** begin SOURCE RECORDS **
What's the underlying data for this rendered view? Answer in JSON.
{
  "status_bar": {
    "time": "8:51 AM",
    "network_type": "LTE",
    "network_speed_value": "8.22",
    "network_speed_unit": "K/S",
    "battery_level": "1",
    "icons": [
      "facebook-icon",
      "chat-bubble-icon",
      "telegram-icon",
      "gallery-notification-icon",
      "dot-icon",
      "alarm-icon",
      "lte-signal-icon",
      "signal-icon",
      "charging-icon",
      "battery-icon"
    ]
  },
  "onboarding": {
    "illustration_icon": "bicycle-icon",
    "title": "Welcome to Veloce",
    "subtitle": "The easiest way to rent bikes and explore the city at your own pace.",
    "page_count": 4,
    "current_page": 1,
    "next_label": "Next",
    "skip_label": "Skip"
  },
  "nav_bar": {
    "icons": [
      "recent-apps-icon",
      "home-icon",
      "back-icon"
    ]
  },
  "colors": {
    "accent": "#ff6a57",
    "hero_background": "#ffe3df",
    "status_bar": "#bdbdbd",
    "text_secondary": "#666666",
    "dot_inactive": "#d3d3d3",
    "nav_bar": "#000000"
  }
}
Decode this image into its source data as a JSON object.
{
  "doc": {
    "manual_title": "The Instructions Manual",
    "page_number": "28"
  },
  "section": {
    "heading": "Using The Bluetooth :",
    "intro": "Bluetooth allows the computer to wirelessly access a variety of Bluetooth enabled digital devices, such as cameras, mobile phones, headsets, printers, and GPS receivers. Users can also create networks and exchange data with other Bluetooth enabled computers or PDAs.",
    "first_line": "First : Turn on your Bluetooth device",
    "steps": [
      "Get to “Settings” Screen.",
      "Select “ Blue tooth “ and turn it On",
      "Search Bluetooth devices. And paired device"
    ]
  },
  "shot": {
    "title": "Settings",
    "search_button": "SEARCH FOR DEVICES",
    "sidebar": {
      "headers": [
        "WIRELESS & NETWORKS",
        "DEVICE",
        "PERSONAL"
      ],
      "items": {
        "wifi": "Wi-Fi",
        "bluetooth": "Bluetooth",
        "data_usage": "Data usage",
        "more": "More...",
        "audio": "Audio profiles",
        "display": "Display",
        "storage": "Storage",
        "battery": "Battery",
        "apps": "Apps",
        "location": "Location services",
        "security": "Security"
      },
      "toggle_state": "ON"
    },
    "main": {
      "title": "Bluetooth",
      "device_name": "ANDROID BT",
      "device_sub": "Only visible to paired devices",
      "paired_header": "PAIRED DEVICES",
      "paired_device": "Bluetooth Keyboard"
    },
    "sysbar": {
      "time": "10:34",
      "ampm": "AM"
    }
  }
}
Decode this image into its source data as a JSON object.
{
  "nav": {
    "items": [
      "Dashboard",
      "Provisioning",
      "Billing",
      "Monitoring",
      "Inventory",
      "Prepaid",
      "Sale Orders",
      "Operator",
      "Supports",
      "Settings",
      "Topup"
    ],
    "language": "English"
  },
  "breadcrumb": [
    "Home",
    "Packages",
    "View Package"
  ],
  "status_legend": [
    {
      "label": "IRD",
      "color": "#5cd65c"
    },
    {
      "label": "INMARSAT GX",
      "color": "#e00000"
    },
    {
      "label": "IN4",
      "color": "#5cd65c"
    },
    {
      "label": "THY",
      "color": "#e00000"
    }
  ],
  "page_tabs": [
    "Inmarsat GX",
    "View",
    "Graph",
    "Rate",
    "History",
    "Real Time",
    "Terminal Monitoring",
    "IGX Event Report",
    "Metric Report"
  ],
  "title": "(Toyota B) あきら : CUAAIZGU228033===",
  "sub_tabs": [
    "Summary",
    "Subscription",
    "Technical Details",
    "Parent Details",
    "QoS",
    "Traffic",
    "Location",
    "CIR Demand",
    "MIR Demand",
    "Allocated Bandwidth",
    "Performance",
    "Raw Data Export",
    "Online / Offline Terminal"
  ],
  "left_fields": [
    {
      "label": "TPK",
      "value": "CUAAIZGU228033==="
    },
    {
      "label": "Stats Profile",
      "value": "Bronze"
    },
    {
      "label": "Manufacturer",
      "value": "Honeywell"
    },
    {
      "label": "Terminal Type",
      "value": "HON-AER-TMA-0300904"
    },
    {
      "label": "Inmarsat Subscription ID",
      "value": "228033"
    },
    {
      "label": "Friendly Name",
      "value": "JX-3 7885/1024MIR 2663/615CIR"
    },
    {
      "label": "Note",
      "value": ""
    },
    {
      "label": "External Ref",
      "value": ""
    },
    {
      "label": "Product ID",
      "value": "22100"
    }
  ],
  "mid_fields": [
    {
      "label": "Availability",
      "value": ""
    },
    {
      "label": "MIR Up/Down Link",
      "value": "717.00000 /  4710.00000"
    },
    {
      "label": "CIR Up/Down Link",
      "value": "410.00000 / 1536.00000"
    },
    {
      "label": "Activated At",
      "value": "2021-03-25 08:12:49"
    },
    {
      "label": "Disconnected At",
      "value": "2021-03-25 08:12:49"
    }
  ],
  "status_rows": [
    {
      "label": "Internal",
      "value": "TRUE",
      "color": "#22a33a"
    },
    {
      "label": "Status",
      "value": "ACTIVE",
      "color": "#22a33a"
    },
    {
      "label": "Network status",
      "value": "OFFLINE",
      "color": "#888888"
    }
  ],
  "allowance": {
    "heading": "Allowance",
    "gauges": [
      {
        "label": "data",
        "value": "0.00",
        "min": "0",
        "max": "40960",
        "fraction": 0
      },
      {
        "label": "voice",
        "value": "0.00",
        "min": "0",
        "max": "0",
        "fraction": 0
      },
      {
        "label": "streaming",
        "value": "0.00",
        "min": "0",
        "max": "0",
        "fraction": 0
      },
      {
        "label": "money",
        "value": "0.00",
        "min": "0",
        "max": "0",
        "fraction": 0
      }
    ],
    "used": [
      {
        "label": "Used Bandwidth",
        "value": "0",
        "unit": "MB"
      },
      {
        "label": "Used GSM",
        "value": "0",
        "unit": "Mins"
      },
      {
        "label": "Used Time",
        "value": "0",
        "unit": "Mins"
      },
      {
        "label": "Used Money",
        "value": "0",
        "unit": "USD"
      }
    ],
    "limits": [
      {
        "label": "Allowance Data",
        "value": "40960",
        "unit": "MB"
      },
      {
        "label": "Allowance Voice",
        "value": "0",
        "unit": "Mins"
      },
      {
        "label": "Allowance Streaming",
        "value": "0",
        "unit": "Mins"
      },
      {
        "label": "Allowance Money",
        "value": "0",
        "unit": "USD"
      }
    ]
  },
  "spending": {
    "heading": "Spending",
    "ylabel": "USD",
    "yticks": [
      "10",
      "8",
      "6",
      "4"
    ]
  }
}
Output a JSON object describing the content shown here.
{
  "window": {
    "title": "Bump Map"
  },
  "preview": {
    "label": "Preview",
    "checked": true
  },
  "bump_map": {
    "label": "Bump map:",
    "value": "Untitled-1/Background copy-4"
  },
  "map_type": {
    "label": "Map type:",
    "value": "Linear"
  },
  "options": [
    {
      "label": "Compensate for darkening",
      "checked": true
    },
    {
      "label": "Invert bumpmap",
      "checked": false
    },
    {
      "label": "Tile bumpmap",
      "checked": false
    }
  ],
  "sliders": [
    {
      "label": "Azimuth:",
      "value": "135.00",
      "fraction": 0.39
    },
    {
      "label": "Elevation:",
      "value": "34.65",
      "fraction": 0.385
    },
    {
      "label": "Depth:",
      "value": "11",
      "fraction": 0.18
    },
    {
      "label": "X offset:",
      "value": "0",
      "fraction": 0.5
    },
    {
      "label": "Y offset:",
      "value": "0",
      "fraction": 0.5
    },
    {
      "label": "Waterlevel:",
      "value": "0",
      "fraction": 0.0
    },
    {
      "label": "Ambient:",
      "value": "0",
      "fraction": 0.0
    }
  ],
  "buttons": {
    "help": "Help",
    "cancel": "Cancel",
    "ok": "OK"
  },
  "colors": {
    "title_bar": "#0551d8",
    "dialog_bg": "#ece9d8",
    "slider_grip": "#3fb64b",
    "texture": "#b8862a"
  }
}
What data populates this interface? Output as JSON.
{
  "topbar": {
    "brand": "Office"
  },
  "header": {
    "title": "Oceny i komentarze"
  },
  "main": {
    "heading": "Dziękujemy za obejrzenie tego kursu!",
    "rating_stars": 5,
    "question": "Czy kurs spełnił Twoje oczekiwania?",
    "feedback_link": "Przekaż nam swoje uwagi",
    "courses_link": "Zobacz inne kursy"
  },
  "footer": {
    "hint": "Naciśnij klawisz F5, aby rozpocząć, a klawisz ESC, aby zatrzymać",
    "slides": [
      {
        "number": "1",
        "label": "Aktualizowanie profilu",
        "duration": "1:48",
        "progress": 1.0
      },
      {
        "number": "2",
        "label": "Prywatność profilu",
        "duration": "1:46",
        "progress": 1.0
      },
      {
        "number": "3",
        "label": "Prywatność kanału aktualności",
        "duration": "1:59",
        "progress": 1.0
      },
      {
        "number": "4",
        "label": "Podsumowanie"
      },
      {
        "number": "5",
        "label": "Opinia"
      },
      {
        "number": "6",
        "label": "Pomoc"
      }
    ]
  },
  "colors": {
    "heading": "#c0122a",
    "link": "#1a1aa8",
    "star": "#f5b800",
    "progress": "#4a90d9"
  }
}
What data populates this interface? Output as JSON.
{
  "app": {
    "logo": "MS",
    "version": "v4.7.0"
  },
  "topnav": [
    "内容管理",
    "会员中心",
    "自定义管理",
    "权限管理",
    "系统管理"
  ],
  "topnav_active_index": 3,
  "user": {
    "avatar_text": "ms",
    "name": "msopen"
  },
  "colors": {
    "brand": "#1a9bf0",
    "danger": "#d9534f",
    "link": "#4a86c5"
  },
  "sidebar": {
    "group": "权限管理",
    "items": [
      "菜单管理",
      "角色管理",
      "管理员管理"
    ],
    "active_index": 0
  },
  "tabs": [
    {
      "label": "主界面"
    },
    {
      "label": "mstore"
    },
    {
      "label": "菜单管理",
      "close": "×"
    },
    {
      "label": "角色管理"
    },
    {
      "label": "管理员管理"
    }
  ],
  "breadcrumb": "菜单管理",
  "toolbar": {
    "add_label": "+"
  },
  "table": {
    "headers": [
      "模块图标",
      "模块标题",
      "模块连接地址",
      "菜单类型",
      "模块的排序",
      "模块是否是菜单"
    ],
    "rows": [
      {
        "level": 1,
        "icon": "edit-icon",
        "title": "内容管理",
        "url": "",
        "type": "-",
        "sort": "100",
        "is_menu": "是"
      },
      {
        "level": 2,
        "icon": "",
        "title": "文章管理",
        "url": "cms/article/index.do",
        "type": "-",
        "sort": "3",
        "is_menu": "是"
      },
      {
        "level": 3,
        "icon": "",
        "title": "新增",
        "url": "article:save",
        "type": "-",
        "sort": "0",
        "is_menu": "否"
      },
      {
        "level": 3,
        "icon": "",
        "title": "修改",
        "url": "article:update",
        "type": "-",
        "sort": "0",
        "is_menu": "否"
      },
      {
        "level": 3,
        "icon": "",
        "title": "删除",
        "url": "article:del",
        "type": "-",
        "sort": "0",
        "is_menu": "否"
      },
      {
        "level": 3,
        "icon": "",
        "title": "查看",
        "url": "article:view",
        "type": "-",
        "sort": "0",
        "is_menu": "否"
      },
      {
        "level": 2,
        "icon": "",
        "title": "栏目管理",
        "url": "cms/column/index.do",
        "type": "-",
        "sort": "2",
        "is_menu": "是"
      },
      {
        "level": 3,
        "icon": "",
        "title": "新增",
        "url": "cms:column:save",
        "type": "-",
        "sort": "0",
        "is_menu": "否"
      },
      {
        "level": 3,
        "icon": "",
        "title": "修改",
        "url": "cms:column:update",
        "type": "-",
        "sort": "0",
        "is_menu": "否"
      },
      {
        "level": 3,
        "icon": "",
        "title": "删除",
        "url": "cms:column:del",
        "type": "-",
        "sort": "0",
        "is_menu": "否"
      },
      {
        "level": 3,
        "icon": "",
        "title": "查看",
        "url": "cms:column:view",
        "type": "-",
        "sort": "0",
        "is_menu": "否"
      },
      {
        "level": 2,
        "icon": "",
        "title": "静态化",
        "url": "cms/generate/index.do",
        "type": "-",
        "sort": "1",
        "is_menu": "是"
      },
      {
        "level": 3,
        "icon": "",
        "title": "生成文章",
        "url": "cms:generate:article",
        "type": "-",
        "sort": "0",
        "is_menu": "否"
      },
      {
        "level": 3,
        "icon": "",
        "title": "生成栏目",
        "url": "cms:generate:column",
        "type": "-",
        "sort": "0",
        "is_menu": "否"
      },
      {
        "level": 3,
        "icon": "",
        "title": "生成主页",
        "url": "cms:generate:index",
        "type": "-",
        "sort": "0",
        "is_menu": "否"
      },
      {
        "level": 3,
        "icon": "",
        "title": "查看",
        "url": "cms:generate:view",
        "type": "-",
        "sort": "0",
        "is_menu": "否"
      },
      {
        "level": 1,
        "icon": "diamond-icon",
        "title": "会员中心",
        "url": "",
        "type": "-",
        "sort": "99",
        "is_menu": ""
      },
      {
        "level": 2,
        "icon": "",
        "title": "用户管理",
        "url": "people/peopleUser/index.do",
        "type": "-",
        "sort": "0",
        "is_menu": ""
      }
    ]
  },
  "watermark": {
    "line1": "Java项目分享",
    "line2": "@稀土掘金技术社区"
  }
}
** end SOURCE RECORDS **
• **EXERCISE PROMPT**
Of the lines in the data, how many contain the word "Location"? Provide the number and nothing further.

• **CORRECT RESPONSE**
2